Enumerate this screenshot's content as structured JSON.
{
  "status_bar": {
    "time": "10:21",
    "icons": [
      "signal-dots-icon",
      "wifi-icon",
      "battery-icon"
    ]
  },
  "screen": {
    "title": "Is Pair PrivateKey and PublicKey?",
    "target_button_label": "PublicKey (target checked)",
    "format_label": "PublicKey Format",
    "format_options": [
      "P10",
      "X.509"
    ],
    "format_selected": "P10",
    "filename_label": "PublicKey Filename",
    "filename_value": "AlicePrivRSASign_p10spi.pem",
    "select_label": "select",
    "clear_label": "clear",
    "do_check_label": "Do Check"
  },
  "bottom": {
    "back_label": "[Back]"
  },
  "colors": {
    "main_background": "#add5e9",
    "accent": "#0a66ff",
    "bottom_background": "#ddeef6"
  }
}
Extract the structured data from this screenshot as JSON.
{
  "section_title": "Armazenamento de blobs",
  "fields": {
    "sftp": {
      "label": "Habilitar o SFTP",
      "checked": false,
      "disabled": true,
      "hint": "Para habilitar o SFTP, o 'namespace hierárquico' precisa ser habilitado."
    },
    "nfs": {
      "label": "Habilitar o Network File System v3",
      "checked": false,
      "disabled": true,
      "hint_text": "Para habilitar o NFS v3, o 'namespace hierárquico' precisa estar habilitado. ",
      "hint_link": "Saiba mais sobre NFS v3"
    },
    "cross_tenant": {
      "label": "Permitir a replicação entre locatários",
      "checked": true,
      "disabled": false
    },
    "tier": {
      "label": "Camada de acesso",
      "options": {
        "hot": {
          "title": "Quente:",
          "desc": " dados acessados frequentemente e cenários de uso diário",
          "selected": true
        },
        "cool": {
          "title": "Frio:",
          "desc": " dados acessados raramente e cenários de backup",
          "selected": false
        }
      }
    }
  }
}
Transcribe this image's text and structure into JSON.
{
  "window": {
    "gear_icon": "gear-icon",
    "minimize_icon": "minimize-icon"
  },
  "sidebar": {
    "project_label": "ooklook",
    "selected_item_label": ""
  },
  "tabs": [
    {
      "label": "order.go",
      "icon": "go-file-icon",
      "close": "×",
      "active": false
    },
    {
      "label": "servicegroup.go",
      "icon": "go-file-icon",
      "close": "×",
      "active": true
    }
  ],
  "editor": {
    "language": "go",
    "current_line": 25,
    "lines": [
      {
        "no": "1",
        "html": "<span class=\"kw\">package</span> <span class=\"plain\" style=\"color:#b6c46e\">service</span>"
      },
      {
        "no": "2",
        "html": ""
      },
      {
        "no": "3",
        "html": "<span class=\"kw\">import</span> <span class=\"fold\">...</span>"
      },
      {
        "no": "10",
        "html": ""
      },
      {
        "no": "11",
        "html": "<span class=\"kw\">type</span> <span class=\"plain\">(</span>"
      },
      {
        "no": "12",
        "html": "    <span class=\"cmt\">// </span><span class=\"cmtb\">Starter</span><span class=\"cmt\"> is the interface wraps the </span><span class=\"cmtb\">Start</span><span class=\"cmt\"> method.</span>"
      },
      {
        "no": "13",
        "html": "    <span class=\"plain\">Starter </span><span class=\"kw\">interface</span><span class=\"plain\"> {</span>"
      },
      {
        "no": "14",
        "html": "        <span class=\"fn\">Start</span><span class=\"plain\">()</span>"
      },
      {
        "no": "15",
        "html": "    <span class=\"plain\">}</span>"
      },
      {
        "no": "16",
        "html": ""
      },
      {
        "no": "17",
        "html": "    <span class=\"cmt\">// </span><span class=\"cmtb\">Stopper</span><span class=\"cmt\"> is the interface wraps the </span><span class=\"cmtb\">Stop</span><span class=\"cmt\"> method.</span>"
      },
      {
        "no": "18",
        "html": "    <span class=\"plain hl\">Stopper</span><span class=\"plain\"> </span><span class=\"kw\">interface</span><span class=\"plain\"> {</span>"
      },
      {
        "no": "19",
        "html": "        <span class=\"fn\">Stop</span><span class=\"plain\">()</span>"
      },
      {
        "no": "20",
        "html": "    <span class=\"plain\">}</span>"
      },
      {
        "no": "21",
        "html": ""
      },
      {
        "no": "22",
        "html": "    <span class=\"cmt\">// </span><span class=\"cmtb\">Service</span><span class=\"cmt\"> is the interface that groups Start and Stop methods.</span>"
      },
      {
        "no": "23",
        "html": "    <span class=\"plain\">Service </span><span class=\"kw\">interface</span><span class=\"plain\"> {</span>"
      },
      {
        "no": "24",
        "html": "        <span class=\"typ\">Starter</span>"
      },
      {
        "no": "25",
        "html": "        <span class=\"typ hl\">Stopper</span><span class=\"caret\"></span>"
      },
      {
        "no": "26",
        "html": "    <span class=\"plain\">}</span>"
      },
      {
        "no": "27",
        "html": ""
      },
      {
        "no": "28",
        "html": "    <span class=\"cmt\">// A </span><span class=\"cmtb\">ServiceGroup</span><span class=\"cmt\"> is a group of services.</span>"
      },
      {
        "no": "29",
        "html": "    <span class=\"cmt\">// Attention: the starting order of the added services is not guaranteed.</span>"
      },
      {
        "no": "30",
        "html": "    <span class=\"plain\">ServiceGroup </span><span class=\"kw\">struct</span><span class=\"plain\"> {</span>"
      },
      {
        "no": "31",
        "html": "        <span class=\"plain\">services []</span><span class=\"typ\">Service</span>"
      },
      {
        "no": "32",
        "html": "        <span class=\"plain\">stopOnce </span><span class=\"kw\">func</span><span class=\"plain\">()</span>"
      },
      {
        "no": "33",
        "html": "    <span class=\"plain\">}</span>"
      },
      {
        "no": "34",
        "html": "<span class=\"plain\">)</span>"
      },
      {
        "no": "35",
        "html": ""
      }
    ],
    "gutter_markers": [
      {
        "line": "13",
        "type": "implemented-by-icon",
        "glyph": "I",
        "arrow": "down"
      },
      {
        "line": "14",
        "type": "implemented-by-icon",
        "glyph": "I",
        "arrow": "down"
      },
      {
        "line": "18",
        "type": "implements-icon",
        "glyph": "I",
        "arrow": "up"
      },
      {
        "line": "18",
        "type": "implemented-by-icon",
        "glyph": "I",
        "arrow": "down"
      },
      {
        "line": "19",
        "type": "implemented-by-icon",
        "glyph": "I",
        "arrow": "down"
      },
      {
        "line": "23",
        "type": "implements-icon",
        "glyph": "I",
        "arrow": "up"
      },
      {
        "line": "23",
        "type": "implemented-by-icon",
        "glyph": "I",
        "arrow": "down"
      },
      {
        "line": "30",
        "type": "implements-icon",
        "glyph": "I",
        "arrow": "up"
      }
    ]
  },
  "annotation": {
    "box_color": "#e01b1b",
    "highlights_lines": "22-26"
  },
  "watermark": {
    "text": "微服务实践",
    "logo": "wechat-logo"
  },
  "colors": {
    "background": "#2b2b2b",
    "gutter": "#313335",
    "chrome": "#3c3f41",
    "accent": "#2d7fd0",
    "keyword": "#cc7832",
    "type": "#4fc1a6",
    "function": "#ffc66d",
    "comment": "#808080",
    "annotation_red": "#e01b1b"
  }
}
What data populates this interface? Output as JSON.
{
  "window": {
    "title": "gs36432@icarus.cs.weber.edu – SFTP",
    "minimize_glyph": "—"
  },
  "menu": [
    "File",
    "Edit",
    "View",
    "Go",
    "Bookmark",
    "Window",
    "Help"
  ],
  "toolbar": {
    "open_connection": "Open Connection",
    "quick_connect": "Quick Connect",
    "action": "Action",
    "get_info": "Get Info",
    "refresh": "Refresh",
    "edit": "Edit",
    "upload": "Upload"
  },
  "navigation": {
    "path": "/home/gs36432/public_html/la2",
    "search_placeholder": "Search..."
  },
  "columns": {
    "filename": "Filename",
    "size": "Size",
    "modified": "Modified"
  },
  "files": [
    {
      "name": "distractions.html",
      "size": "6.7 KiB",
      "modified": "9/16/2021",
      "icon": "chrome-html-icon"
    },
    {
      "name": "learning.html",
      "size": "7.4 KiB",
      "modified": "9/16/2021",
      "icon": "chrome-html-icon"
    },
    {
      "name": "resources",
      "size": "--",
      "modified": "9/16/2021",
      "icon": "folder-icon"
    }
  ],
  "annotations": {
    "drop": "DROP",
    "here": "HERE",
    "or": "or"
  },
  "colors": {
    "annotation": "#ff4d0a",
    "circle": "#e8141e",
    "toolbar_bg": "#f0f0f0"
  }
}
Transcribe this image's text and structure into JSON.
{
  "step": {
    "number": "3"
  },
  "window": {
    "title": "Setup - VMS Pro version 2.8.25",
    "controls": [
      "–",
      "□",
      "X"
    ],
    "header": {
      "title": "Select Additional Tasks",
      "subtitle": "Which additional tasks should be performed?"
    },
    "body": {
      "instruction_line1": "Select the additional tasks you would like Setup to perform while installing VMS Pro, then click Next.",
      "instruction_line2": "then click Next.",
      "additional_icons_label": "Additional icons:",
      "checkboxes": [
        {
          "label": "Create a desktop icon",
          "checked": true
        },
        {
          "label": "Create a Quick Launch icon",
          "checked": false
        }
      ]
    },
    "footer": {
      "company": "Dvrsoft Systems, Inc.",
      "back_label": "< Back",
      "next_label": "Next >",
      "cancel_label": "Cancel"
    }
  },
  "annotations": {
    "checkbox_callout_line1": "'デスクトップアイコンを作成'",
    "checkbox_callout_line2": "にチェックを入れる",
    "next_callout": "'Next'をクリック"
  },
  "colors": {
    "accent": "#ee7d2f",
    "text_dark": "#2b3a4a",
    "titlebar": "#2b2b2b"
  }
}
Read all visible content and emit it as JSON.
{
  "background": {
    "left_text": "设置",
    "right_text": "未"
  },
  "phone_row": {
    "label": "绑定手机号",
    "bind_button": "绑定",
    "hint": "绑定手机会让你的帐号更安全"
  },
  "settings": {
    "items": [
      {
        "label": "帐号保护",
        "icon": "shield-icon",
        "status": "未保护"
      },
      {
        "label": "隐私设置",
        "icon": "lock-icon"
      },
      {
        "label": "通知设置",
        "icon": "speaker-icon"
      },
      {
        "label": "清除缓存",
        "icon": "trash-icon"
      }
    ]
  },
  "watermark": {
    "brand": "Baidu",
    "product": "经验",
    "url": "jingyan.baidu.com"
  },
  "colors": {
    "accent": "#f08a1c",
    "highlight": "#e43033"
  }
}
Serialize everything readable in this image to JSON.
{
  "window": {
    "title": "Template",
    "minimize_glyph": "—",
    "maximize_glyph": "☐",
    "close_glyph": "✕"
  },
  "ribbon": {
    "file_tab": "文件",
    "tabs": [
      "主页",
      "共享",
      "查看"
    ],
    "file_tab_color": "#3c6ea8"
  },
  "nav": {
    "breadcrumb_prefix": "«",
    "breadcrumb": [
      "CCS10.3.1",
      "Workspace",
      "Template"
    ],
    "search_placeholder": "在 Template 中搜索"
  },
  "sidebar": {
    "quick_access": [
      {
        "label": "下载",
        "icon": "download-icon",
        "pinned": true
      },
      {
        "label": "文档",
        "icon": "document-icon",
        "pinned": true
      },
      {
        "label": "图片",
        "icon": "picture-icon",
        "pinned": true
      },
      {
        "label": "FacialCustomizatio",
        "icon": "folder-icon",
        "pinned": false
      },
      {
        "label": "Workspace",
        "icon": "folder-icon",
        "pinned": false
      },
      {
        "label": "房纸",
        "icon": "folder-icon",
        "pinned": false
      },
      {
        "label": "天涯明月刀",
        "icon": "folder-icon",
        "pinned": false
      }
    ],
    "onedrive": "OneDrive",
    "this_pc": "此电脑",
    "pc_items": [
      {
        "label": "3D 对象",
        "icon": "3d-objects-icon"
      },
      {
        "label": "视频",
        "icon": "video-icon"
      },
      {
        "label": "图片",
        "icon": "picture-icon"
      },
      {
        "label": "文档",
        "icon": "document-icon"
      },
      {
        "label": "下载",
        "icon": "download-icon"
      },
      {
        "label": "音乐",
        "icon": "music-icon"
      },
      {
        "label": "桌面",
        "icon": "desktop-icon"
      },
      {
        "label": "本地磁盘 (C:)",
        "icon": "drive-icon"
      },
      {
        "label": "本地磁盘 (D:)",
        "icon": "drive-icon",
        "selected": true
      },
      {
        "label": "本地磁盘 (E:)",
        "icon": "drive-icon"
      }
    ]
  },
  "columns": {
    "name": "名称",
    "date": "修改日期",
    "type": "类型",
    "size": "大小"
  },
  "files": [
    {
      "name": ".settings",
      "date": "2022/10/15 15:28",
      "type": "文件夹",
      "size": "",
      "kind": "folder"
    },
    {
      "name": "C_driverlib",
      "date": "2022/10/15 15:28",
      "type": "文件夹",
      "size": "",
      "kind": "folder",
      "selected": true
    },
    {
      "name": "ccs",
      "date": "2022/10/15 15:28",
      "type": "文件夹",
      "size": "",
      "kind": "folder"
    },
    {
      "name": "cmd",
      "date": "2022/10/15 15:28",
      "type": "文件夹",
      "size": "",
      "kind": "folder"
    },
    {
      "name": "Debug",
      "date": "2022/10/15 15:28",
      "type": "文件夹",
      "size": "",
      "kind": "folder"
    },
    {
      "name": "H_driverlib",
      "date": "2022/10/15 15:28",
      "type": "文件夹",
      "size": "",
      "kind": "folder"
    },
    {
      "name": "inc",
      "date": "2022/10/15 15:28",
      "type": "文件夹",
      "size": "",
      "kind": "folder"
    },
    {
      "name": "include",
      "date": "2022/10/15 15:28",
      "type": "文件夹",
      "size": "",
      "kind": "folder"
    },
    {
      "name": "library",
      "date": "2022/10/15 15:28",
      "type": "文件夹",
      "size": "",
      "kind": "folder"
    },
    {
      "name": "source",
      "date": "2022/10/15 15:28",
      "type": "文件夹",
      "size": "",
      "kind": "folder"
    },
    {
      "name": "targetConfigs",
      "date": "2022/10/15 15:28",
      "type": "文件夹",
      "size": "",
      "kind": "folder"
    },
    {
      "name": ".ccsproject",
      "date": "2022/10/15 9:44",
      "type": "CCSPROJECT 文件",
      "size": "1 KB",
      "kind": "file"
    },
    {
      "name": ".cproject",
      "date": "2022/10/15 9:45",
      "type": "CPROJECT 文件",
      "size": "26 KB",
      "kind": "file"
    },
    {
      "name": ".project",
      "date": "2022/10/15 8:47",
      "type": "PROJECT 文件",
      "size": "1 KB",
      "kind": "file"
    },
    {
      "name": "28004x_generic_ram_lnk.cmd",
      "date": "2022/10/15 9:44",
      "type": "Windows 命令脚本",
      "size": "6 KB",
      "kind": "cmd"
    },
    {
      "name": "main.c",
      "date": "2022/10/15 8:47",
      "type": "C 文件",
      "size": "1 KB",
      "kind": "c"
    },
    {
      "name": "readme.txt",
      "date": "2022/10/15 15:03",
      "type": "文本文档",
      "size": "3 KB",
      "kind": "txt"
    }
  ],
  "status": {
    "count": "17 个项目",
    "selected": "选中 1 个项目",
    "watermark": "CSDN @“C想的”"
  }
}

....

PROBLEM STATEMENT => Copy out the lines that hold "download".

COMPLETE ANSWER =>
        "icon": "download-icon",
        "icon": "download-icon"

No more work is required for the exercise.